**What is asked:**
Copy out all the entries exactly.

- - - - - - -

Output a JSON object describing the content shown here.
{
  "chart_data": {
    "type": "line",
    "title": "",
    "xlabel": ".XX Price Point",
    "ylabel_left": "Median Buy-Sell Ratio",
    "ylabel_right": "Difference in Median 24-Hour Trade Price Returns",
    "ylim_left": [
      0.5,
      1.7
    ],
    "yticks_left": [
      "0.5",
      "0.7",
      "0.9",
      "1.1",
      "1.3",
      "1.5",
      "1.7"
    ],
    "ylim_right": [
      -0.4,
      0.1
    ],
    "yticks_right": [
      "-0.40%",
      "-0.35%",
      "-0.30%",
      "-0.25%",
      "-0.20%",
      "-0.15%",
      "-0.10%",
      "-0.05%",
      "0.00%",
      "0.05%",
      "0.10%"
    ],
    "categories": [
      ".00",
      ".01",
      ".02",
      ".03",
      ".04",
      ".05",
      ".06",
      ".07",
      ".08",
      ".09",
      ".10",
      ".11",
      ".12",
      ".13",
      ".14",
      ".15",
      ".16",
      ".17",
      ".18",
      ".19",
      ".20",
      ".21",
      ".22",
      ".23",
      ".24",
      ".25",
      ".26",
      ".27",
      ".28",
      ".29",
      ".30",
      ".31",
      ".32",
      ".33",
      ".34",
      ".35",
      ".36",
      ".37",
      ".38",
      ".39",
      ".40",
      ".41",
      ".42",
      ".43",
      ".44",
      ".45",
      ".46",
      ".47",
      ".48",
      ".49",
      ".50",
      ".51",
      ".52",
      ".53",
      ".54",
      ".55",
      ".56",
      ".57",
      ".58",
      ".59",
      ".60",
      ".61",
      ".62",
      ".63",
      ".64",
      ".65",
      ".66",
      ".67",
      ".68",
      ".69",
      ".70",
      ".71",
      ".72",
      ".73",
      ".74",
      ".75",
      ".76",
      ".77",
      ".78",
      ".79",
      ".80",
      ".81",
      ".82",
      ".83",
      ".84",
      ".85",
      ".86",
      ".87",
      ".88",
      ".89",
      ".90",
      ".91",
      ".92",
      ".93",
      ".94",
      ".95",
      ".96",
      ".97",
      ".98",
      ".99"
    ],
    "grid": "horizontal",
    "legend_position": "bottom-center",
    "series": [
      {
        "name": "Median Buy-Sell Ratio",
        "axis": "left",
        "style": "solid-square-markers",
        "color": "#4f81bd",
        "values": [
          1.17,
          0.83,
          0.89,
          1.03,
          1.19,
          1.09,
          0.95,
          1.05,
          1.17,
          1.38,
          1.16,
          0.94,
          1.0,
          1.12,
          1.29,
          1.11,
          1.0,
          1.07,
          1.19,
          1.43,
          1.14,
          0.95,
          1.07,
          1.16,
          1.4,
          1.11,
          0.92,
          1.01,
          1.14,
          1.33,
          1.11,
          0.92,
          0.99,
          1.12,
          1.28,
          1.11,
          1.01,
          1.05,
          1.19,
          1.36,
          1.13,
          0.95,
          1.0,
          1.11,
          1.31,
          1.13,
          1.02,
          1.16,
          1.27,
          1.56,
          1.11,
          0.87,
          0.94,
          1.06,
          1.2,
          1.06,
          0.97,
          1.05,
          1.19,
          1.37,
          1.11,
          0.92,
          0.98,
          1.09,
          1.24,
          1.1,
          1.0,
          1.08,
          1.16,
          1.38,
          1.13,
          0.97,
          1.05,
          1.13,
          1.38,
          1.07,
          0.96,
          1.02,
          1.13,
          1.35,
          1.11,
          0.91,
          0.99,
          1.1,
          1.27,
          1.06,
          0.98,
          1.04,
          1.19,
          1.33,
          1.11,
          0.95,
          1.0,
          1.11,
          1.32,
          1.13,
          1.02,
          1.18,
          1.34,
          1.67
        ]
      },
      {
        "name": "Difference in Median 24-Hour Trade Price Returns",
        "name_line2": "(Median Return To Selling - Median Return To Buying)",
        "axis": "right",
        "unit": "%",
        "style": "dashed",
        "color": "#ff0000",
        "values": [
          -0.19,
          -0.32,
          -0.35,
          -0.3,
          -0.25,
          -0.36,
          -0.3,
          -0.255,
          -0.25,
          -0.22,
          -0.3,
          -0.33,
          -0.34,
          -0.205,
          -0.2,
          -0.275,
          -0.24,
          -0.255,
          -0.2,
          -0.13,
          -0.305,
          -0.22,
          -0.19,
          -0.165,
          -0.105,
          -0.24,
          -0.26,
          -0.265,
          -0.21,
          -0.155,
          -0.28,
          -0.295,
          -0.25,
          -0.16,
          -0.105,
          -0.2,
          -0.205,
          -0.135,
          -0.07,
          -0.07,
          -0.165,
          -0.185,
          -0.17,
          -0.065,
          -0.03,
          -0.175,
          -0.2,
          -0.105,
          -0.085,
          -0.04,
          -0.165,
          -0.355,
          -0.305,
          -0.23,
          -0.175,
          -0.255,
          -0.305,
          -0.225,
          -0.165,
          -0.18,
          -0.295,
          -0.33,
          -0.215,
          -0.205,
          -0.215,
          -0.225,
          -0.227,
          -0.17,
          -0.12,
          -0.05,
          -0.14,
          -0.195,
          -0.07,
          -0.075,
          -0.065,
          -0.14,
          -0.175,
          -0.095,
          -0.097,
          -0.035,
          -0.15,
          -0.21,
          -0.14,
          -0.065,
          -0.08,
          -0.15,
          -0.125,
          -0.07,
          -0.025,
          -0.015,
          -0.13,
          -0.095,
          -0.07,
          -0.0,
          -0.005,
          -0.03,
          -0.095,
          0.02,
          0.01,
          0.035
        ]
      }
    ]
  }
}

- - - - - - -

**Complete response:**
Output a JSON object describing the content shown here.
{
  "chart_data": {
    "type": "line",
    "title": "",
    "xlabel": ".XX Price Point",
    "ylabel_left": "Median Buy-Sell Ratio",
    "ylabel_right": "Difference in Median 24-Hour Trade Price Returns",
    "ylim_left": [
      0.5,
      1.7
    ],
    "yticks_left": [
      "0.5",
      "0.7",
      "0.9",
      "1.1",
      "1.3",
      "1.5",
      "1.7"
    ],
    "ylim_right": [
      -0.4,
      0.1
    ],
    "yticks_right": [
      "-0.40%",
      "-0.35%",
      "-0.30%",
      "-0.25%",
      "-0.20%",
      "-0.15%",
      "-0.10%",
      "-0.05%",
      "0.00%",
      "0.05%",
      "0.10%"
    ],
    "categories": [
      ".00",
      ".01",
      ".02",
      ".03",
      ".04",
      ".05",
      ".06",
      ".07",
      ".08",
      ".09",
      ".10",
      ".11",
      ".12",
      ".13",
      ".14",
      ".15",
      ".16",
      ".17",
      ".18",
      ".19",
      ".20",
      ".21",
      ".22",
      ".23",
      ".24",
      ".25",
      ".26",
      ".27",
      ".28",
      ".29",
      ".30",
      ".31",
      ".32",
      ".33",
      ".34",
      ".35",
      ".36",
      ".37",
      ".38",
      ".39",
      ".40",
      ".41",
      ".42",
      ".43",
      ".44",
      ".45",
      ".46",
      ".47",
      ".48",
      ".49",
      ".50",
      ".51",
      ".52",
      ".53",
      ".54",
      ".55",
      ".56",
      ".57",
      ".58",
      ".59",
      ".60",
      ".61",
      ".62",
      ".63",
      ".64",
      ".65",
      ".66",
      ".67",
      ".68",
      ".69",
      ".70",
      ".71",
      ".72",
      ".73",
      ".74",
      ".75",
      ".76",
      ".77",
      ".78",
      ".79",
      ".80",
      ".81",
      ".82",
      ".83",
      ".84",
      ".85",
      ".86",
      ".87",
      ".88",
      ".89",
      ".90",
      ".91",
      ".92",
      ".93",
      ".94",
      ".95",
      ".96",
      ".97",
      ".98",
      ".99"
    ],
    "grid": "horizontal",
    "legend_position": "bottom-center",
    "series": [
      {
        "name": "Median Buy-Sell Ratio",
        "axis": "left",
        "style": "solid-square-markers",
        "color": "#4f81bd",
        "values": [
          1.17,
          0.83,
          0.89,
          1.03,
          1.19,
          1.09,
          0.95,
          1.05,
          1.17,
          1.38,
          1.16,
          0.94,
          1.0,
          1.12,
          1.29,
          1.11,
          1.0,
          1.07,
          1.19,
          1.43,
          1.14,
          0.95,
          1.07,
          1.16,
          1.4,
          1.11,
          0.92,
          1.01,
          1.14,
          1.33,
          1.11,
          0.92,
          0.99,
          1.12,
          1.28,
          1.11,
          1.01,
          1.05,
          1.19,
          1.36,
          1.13,
          0.95,
          1.0,
          1.11,
          1.31,
          1.13,
          1.02,
          1.16,
          1.27,
          1.56,
          1.11,
          0.87,
          0.94,
          1.06,
          1.2,
          1.06,
          0.97,
          1.05,
          1.19,
          1.37,
          1.11,
          0.92,
          0.98,
          1.09,
          1.24,
          1.1,
          1.0,
          1.08,
          1.16,
          1.38,
          1.13,
          0.97,
          1.05,
          1.13,
          1.38,
          1.07,
          0.96,
          1.02,
          1.13,
          1.35,
          1.11,
          0.91,
          0.99,
          1.1,
          1.27,
          1.06,
          0.98,
          1.04,
          1.19,
          1.33,
          1.11,
          0.95,
          1.0,
          1.11,
          1.32,
          1.13,
          1.02,
          1.18,
          1.34,
          1.67
        ]
      },
      {
        "name": "Difference in Median 24-Hour Trade Price Returns",
        "name_line2": "(Median Return To Selling - Median Return To Buying)",
        "axis": "right",
        "unit": "%",
        "style": "dashed",
        "color": "#ff0000",
        "values": [
          -0.19,
          -0.32,
          -0.35,
          -0.3,
          -0.25,
          -0.36,
          -0.3,
          -0.255,
          -0.25,
          -0.22,
          -0.3,
          -0.33,
          -0.34,
          -0.205,
          -0.2,
          -0.275,
          -0.24,
          -0.255,
          -0.2,
          -0.13,
          -0.305,
          -0.22,
          -0.19,
          -0.165,
          -0.105,
          -0.24,
          -0.26,
          -0.265,
          -0.21,
          -0.155,
          -0.28,
          -0.295,
          -0.25,
          -0.16,
          -0.105,
          -0.2,
          -0.205,
          -0.135,
          -0.07,
          -0.07,
          -0.165,
          -0.185,
          -0.17,
          -0.065,
          -0.03,
          -0.175,
          -0.2,
          -0.105,
          -0.085,
          -0.04,
          -0.165,
          -0.355,
          -0.305,
          -0.23,
          -0.175,
          -0.255,
          -0.305,
          -0.225,
          -0.165,
          -0.18,
          -0.295,
          -0.33,
          -0.215,
          -0.205,
          -0.215,
          -0.225,
          -0.227,
          -0.17,
          -0.12,
          -0.05,
          -0.14,
          -0.195,
          -0.07,
          -0.075,
          -0.065,
          -0.14,
          -0.175,
          -0.095,
          -0.097,
          -0.035,
          -0.15,
          -0.21,
          -0.14,
          -0.065,
          -0.08,
          -0.15,
          -0.125,
          -0.07,
          -0.025,
          -0.015,
          -0.13,
          -0.095,
          -0.07,
          -0.0,
          -0.005,
          -0.03,
          -0.095,
          0.02,
          0.01,
          0.035
        ]
      }
    ]
  }
}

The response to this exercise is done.